(Data records)
────────────────

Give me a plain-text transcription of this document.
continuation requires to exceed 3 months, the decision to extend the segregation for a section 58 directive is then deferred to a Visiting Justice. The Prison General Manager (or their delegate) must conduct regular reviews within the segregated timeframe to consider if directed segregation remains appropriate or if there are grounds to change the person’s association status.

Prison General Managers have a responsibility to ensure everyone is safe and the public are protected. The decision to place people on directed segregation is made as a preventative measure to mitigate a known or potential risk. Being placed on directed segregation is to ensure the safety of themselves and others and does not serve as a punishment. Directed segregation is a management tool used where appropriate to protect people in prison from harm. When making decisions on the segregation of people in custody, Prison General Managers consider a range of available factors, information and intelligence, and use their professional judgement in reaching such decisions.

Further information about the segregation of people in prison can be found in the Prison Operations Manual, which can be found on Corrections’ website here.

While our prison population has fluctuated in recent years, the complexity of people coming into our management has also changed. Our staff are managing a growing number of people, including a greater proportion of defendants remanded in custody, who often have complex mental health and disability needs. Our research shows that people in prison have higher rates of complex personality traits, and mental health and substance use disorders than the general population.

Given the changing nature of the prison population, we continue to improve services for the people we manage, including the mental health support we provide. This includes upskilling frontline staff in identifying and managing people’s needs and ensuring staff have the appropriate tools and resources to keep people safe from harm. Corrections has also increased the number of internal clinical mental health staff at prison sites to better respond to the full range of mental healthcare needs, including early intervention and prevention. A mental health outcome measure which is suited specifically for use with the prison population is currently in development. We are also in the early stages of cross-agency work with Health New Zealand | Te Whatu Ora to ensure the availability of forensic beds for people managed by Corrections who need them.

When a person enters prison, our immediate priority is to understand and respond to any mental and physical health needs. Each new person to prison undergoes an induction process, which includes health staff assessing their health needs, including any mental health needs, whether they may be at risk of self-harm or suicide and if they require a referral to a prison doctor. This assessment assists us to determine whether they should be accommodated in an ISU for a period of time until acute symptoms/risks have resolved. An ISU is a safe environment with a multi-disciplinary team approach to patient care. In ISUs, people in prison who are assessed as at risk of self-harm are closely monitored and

────────────────

» TASK GOAL
Each line of the material should be duplicated exactly, please.

» EXERCISE OUTPUT
Give me a plain-text transcription of this document.
continuation requires to exceed 3 months, the decision to extend the segregation for a section 58 directive is then deferred to a Visiting Justice. The Prison General Manager (or their delegate) must conduct regular reviews within the segregated timeframe to consider if directed segregation remains appropriate or if there are grounds to change the person’s association status.

Prison General Managers have a responsibility to ensure everyone is safe and the public are protected. The decision to place people on directed segregation is made as a preventative measure to mitigate a known or potential risk. Being placed on directed segregation is to ensure the safety of themselves and others and does not serve as a punishment. Directed segregation is a management tool used where appropriate to protect people in prison from harm. When making decisions on the segregation of people in custody, Prison General Managers consider a range of available factors, information and intelligence, and use their professional judgement in reaching such decisions.

Further information about the segregation of people in prison can be found in the Prison Operations Manual, which can be found on Corrections’ website here.

While our prison population has fluctuated in recent years, the complexity of people coming into our management has also changed. Our staff are managing a growing number of people, including a greater proportion of defendants remanded in custody, who often have complex mental health and disability needs. Our research shows that people in prison have higher rates of complex personality traits, and mental health and substance use disorders than the general population.

Given the changing nature of the prison population, we continue to improve services for the people we manage, including the mental health support we provide. This includes upskilling frontline staff in identifying and managing people’s needs and ensuring staff have the appropriate tools and resources to keep people safe from harm. Corrections has also increased the number of internal clinical mental health staff at prison sites to better respond to the full range of mental healthcare needs, including early intervention and prevention. A mental health outcome measure which is suited specifically for use with the prison population is currently in development. We are also in the early stages of cross-agency work with Health New Zealand | Te Whatu Ora to ensure the availability of forensic beds for people managed by Corrections who need them.

When a person enters prison, our immediate priority is to understand and respond to any mental and physical health needs. Each new person to prison undergoes an induction process, which includes health staff assessing their health needs, including any mental health needs, whether they may be at risk of self-harm or suicide and if they require a referral to a prison doctor. This assessment assists us to determine whether they should be accommodated in an ISU for a period of time until acute symptoms/risks have resolved. An ISU is a safe environment with a multi-disciplinary team approach to patient care. In ISUs, people in prison who are assessed as at risk of self-harm are closely monitored and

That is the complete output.